(Layout element annotations)
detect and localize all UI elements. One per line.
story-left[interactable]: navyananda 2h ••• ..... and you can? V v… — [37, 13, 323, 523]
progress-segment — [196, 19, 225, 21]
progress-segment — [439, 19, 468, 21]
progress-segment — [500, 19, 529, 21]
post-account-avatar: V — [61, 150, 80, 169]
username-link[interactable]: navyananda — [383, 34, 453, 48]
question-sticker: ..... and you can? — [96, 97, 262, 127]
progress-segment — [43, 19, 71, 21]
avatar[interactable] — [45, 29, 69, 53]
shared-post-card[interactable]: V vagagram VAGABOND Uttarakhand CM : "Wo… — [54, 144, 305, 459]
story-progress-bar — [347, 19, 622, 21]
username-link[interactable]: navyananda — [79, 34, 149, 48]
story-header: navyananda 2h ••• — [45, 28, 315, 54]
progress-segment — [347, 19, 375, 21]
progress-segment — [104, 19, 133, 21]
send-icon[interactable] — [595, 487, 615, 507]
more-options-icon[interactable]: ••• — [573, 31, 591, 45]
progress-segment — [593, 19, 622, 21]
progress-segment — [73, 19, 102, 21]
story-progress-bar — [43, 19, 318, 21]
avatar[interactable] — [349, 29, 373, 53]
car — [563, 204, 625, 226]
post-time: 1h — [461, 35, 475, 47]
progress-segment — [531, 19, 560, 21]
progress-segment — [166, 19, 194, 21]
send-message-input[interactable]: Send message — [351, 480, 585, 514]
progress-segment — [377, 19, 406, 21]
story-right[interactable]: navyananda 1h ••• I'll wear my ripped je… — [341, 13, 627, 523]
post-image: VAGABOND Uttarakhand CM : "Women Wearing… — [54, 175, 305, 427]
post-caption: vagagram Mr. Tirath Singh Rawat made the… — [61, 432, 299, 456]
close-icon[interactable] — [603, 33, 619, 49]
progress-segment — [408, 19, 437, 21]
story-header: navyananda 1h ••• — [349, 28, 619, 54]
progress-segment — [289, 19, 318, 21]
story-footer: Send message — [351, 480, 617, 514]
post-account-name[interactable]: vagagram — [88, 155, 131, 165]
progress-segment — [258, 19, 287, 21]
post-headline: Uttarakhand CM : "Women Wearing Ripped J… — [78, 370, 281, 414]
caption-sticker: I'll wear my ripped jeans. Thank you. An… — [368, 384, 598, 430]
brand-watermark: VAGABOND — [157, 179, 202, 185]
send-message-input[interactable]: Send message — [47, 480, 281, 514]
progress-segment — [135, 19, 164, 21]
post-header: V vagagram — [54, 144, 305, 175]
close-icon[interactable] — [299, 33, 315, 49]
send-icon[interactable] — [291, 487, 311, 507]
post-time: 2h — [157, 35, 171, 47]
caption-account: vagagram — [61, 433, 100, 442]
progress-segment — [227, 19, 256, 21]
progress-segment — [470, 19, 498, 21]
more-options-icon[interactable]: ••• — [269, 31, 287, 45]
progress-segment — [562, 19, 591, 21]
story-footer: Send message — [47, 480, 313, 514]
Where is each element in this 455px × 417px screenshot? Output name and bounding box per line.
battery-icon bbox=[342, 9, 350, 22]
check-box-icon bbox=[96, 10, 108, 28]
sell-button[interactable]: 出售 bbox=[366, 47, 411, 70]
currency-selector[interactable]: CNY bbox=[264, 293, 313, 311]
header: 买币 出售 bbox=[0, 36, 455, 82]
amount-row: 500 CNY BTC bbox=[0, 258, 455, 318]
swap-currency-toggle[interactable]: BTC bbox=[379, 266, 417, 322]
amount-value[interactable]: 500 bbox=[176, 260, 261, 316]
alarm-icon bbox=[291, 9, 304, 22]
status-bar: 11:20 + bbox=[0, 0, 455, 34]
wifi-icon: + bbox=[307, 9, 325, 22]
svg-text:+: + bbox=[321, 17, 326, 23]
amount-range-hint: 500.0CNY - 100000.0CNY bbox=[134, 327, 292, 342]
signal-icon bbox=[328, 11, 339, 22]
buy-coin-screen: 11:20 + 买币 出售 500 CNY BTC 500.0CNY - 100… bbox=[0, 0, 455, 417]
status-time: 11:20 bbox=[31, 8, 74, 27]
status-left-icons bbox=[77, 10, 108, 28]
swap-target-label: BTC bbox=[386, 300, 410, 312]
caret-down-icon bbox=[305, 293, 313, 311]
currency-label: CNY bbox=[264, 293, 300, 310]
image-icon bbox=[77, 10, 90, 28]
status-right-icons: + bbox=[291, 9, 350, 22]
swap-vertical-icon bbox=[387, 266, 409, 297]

GIVEN TASK:
Copy every line of the data above with no changes at all.

WRITTEN RESPONSE:
detect and localize all UI elements. One per line.
story-left[interactable]: navyananda 2h ••• ..... and you can? V v… — [37, 13, 323, 523]
progress-segment — [196, 19, 225, 21]
progress-segment — [439, 19, 468, 21]
progress-segment — [500, 19, 529, 21]
post-account-avatar: V — [61, 150, 80, 169]
username-link[interactable]: navyananda — [383, 34, 453, 48]
question-sticker: ..... and you can? — [96, 97, 262, 127]
progress-segment — [43, 19, 71, 21]
avatar[interactable] — [45, 29, 69, 53]
shared-post-card[interactable]: V vagagram VAGABOND Uttarakhand CM : "Wo… — [54, 144, 305, 459]
story-progress-bar — [347, 19, 622, 21]
username-link[interactable]: navyananda — [79, 34, 149, 48]
story-header: navyananda 2h ••• — [45, 28, 315, 54]
progress-segment — [347, 19, 375, 21]
progress-segment — [104, 19, 133, 21]
send-icon[interactable] — [595, 487, 615, 507]
more-options-icon[interactable]: ••• — [573, 31, 591, 45]
progress-segment — [593, 19, 622, 21]
progress-segment — [73, 19, 102, 21]
story-progress-bar — [43, 19, 318, 21]
avatar[interactable] — [349, 29, 373, 53]
car — [563, 204, 625, 226]
post-time: 1h — [461, 35, 475, 47]
progress-segment — [531, 19, 560, 21]
progress-segment — [166, 19, 194, 21]
send-message-input[interactable]: Send message — [351, 480, 585, 514]
progress-segment — [377, 19, 406, 21]
story-right[interactable]: navyananda 1h ••• I'll wear my ripped je… — [341, 13, 627, 523]
post-image: VAGABOND Uttarakhand CM : "Women Wearing… — [54, 175, 305, 427]
post-caption: vagagram Mr. Tirath Singh Rawat made the… — [61, 432, 299, 456]
close-icon[interactable] — [603, 33, 619, 49]
progress-segment — [408, 19, 437, 21]
story-header: navyananda 1h ••• — [349, 28, 619, 54]
progress-segment — [289, 19, 318, 21]
story-footer: Send message — [351, 480, 617, 514]
post-account-name[interactable]: vagagram — [88, 155, 131, 165]
progress-segment — [258, 19, 287, 21]
post-headline: Uttarakhand CM : "Women Wearing Ripped J… — [78, 370, 281, 414]
caption-sticker: I'll wear my ripped jeans. Thank you. An… — [368, 384, 598, 430]
brand-watermark: VAGABOND — [157, 179, 202, 185]
send-message-input[interactable]: Send message — [47, 480, 281, 514]
progress-segment — [135, 19, 164, 21]
post-header: V vagagram — [54, 144, 305, 175]
close-icon[interactable] — [299, 33, 315, 49]
send-icon[interactable] — [291, 487, 311, 507]
post-time: 2h — [157, 35, 171, 47]
caption-account: vagagram — [61, 433, 100, 442]
progress-segment — [227, 19, 256, 21]
progress-segment — [470, 19, 498, 21]
more-options-icon[interactable]: ••• — [269, 31, 287, 45]
progress-segment — [562, 19, 591, 21]
story-footer: Send message — [47, 480, 313, 514]
Where is each element in this 455px × 417px screenshot? Output name and bounding box per line.
battery-icon bbox=[342, 9, 350, 22]
check-box-icon bbox=[96, 10, 108, 28]
sell-button[interactable]: 出售 bbox=[366, 47, 411, 70]
currency-selector[interactable]: CNY bbox=[264, 293, 313, 311]
header: 买币 出售 bbox=[0, 36, 455, 82]
amount-row: 500 CNY BTC bbox=[0, 258, 455, 318]
swap-currency-toggle[interactable]: BTC bbox=[379, 266, 417, 322]
amount-value[interactable]: 500 bbox=[176, 260, 261, 316]
alarm-icon bbox=[291, 9, 304, 22]
status-bar: 11:20 + bbox=[0, 0, 455, 34]
wifi-icon: + bbox=[307, 9, 325, 22]
svg-text:+: + bbox=[321, 17, 326, 23]
amount-range-hint: 500.0CNY - 100000.0CNY bbox=[134, 327, 292, 342]
signal-icon bbox=[328, 11, 339, 22]
buy-coin-screen: 11:20 + 买币 出售 500 CNY BTC 500.0CNY - 100… bbox=[0, 0, 455, 417]
status-time: 11:20 bbox=[31, 8, 74, 27]
status-left-icons bbox=[77, 10, 108, 28]
swap-target-label: BTC bbox=[386, 300, 410, 312]
caret-down-icon bbox=[305, 293, 313, 311]
currency-label: CNY bbox=[264, 293, 300, 310]
image-icon bbox=[77, 10, 90, 28]
status-right-icons: + bbox=[291, 9, 350, 22]
swap-vertical-icon bbox=[387, 266, 409, 297]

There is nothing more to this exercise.